Search the listing for the string "dialog" and copy every line that contains it.

## start Supplied data

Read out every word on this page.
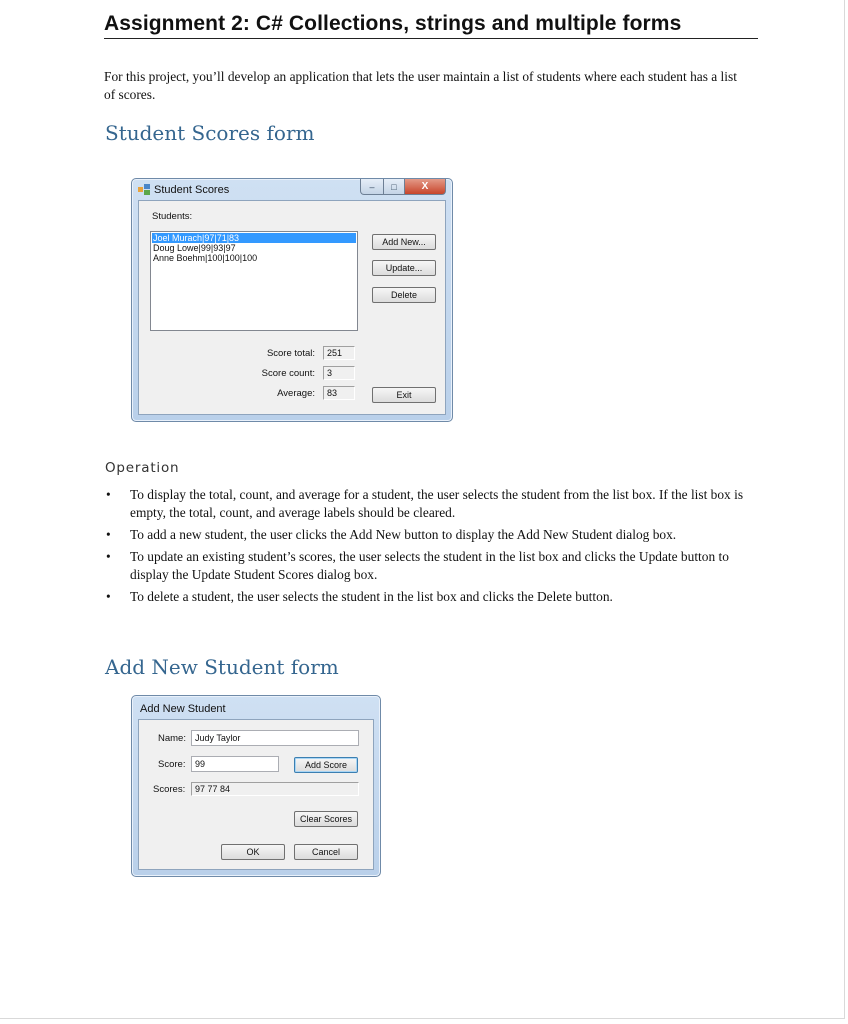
Assignment 2: C# Collections, strings and multiple forms
For this project, you’ll develop an application that lets the user maintain a list of students where each student has a list of scores.
Student Scores form
Student Scores	–	□	X
Students:
Joel Murach|97|71|83
Doug Lowe|99|93|97
Anne Boehm|100|100|100
Add New...
Update...
Delete
Score total:	251
Score count:	3
Average:	83	Exit
Operation
• To display the total, count, and average for a student, the user selects the student from the list box. If the list box is empty, the total, count, and average labels should be cleared.
• To add a new student, the user clicks the Add New button to display the Add New Student dialog box.
• To update an existing student’s scores, the user selects the student in the list box and clicks the Update button to display the Update Student Scores dialog box.
• To delete a student, the user selects the student in the list box and clicks the Delete button.
Add New Student form
Add New Student
Name:	Judy Taylor
Score:	99	Add Score
Scores:	97 77 84
Clear Scores
OK	Cancel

## end Supplied data

→ **Right answer**:
• To add a new student, the user clicks the Add New button to display the Add New Student dialog box.
• To update an existing student’s scores, the user selects the student in the list box and clicks the Update button to display the Update Student Scores dialog box.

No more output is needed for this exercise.